_Task details_. Take the entries below and print all of them exactly, please.

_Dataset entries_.

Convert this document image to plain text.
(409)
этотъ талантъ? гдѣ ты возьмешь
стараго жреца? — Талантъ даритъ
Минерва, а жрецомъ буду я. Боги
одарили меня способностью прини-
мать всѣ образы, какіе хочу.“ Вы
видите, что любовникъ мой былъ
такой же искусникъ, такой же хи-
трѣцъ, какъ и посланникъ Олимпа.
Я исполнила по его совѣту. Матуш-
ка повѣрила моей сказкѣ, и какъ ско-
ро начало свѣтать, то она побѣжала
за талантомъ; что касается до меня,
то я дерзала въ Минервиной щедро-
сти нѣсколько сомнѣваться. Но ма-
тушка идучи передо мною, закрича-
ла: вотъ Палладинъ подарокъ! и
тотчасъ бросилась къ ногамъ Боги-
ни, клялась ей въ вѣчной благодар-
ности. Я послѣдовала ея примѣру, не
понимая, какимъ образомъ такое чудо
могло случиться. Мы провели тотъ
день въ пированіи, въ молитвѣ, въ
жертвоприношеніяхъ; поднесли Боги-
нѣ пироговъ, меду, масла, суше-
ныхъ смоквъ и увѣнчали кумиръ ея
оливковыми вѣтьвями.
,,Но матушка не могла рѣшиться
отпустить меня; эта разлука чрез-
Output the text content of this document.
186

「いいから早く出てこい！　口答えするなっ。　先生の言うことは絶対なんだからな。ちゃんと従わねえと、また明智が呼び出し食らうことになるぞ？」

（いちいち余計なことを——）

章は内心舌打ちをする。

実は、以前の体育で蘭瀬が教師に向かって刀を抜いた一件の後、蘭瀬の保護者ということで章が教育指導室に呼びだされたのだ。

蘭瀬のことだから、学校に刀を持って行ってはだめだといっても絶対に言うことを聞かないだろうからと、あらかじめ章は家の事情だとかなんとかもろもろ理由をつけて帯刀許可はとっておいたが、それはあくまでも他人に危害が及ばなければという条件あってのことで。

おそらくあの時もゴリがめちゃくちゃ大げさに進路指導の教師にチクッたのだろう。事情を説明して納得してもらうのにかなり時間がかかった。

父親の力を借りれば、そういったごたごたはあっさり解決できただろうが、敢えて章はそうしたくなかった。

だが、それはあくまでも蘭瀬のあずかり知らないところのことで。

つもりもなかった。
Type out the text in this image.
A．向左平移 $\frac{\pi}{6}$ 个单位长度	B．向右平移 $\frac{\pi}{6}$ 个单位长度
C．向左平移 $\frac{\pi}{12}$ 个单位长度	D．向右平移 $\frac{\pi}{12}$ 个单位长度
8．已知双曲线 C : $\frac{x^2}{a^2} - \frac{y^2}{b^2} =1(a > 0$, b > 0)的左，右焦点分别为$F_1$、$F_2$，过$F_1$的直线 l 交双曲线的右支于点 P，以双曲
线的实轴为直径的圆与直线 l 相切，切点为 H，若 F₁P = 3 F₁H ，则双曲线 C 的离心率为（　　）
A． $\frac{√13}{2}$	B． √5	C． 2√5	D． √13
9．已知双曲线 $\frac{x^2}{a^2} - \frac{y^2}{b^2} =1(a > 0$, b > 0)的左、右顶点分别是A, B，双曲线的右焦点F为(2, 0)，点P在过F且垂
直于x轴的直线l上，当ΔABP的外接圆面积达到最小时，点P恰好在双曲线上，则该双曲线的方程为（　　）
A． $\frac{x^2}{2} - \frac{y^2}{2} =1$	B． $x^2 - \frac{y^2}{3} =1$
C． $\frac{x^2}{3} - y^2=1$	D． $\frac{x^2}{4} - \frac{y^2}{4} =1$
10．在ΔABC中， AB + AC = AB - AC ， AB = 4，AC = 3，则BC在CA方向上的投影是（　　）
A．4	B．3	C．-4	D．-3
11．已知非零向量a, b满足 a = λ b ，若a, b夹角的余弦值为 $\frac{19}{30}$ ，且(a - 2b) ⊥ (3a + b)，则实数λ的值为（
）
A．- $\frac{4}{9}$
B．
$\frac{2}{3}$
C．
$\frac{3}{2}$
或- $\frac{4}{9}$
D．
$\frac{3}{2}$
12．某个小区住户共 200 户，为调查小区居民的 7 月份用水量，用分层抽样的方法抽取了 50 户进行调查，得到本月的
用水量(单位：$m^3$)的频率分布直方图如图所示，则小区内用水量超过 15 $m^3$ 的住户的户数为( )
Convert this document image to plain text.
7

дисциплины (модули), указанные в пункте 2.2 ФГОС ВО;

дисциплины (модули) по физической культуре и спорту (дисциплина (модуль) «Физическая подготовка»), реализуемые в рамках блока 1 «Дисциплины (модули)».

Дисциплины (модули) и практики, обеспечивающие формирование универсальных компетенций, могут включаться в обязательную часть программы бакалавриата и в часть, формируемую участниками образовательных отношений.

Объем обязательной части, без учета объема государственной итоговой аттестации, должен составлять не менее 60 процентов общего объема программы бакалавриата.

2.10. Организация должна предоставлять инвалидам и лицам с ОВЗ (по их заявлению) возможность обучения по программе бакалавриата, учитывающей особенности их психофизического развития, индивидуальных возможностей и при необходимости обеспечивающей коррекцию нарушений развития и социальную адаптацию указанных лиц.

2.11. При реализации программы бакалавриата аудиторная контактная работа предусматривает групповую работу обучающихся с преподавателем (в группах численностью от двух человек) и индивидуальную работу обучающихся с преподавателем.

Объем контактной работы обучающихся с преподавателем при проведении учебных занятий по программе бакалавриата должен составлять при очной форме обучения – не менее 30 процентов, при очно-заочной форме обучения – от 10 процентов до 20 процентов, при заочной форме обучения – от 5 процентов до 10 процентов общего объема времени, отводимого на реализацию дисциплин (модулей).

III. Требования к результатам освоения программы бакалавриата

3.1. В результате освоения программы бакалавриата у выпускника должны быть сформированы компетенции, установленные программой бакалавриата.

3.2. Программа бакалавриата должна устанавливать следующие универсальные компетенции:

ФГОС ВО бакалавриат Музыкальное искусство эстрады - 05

_The reply_.
Convert this document image to plain text.
(409)
этотъ талантъ? гдѣ ты возьмешь
стараго жреца? — Талантъ даритъ
Минерва, а жрецомъ буду я. Боги
одарили меня способностью прини-
мать всѣ образы, какіе хочу.“ Вы
видите, что любовникъ мой былъ
такой же искусникъ, такой же хи-
трѣцъ, какъ и посланникъ Олимпа.
Я исполнила по его совѣту. Матуш-
ка повѣрила моей сказкѣ, и какъ ско-
ро начало свѣтать, то она побѣжала
за талантомъ; что касается до меня,
то я дерзала въ Минервиной щедро-
сти нѣсколько сомнѣваться. Но ма-
тушка идучи передо мною, закрича-
ла: вотъ Палладинъ подарокъ! и
тотчасъ бросилась къ ногамъ Боги-
ни, клялась ей въ вѣчной благодар-
ности. Я послѣдовала ея примѣру, не
понимая, какимъ образомъ такое чудо
могло случиться. Мы провели тотъ
день въ пированіи, въ молитвѣ, въ
жертвоприношеніяхъ; поднесли Боги-
нѣ пироговъ, меду, масла, суше-
ныхъ смоквъ и увѣнчали кумиръ ея
оливковыми вѣтьвями.
,,Но матушка не могла рѣшиться
отпустить меня; эта разлука чрез-
Output the text content of this document.
186

「いいから早く出てこい！　口答えするなっ。　先生の言うことは絶対なんだからな。ちゃんと従わねえと、また明智が呼び出し食らうことになるぞ？」

（いちいち余計なことを——）

章は内心舌打ちをする。

実は、以前の体育で蘭瀬が教師に向かって刀を抜いた一件の後、蘭瀬の保護者ということで章が教育指導室に呼びだされたのだ。

蘭瀬のことだから、学校に刀を持って行ってはだめだといっても絶対に言うことを聞かないだろうからと、あらかじめ章は家の事情だとかなんとかもろもろ理由をつけて帯刀許可はとっておいたが、それはあくまでも他人に危害が及ばなければという条件あってのことで。

おそらくあの時もゴリがめちゃくちゃ大げさに進路指導の教師にチクッたのだろう。事情を説明して納得してもらうのにかなり時間がかかった。

父親の力を借りれば、そういったごたごたはあっさり解決できただろうが、敢えて章はそうしたくなかった。

だが、それはあくまでも蘭瀬のあずかり知らないところのことで。

つもりもなかった。
Type out the text in this image.
A．向左平移 $\frac{\pi}{6}$ 个单位长度	B．向右平移 $\frac{\pi}{6}$ 个单位长度
C．向左平移 $\frac{\pi}{12}$ 个单位长度	D．向右平移 $\frac{\pi}{12}$ 个单位长度
8．已知双曲线 C : $\frac{x^2}{a^2} - \frac{y^2}{b^2} =1(a > 0$, b > 0)的左，右焦点分别为$F_1$、$F_2$，过$F_1$的直线 l 交双曲线的右支于点 P，以双曲
线的实轴为直径的圆与直线 l 相切，切点为 H，若 F₁P = 3 F₁H ，则双曲线 C 的离心率为（　　）
A． $\frac{√13}{2}$	B． √5	C． 2√5	D． √13
9．已知双曲线 $\frac{x^2}{a^2} - \frac{y^2}{b^2} =1(a > 0$, b > 0)的左、右顶点分别是A, B，双曲线的右焦点F为(2, 0)，点P在过F且垂
直于x轴的直线l上，当ΔABP的外接圆面积达到最小时，点P恰好在双曲线上，则该双曲线的方程为（　　）
A． $\frac{x^2}{2} - \frac{y^2}{2} =1$	B． $x^2 - \frac{y^2}{3} =1$
C． $\frac{x^2}{3} - y^2=1$	D． $\frac{x^2}{4} - \frac{y^2}{4} =1$
10．在ΔABC中， AB + AC = AB - AC ， AB = 4，AC = 3，则BC在CA方向上的投影是（　　）
A．4	B．3	C．-4	D．-3
11．已知非零向量a, b满足 a = λ b ，若a, b夹角的余弦值为 $\frac{19}{30}$ ，且(a - 2b) ⊥ (3a + b)，则实数λ的值为（
）
A．- $\frac{4}{9}$
B．
$\frac{2}{3}$
C．
$\frac{3}{2}$
或- $\frac{4}{9}$
D．
$\frac{3}{2}$
12．某个小区住户共 200 户，为调查小区居民的 7 月份用水量，用分层抽样的方法抽取了 50 户进行调查，得到本月的
用水量(单位：$m^3$)的频率分布直方图如图所示，则小区内用水量超过 15 $m^3$ 的住户的户数为( )
Convert this document image to plain text.
7

дисциплины (модули), указанные в пункте 2.2 ФГОС ВО;

дисциплины (модули) по физической культуре и спорту (дисциплина (модуль) «Физическая подготовка»), реализуемые в рамках блока 1 «Дисциплины (модули)».

Дисциплины (модули) и практики, обеспечивающие формирование универсальных компетенций, могут включаться в обязательную часть программы бакалавриата и в часть, формируемую участниками образовательных отношений.

Объем обязательной части, без учета объема государственной итоговой аттестации, должен составлять не менее 60 процентов общего объема программы бакалавриата.

2.10. Организация должна предоставлять инвалидам и лицам с ОВЗ (по их заявлению) возможность обучения по программе бакалавриата, учитывающей особенности их психофизического развития, индивидуальных возможностей и при необходимости обеспечивающей коррекцию нарушений развития и социальную адаптацию указанных лиц.

2.11. При реализации программы бакалавриата аудиторная контактная работа предусматривает групповую работу обучающихся с преподавателем (в группах численностью от двух человек) и индивидуальную работу обучающихся с преподавателем.

Объем контактной работы обучающихся с преподавателем при проведении учебных занятий по программе бакалавриата должен составлять при очной форме обучения – не менее 30 процентов, при очно-заочной форме обучения – от 10 процентов до 20 процентов, при заочной форме обучения – от 5 процентов до 10 процентов общего объема времени, отводимого на реализацию дисциплин (модулей).

III. Требования к результатам освоения программы бакалавриата

3.1. В результате освоения программы бакалавриата у выпускника должны быть сформированы компетенции, установленные программой бакалавриата.

3.2. Программа бакалавриата должна устанавливать следующие универсальные компетенции:

ФГОС ВО бакалавриат Музыкальное искусство эстрады - 05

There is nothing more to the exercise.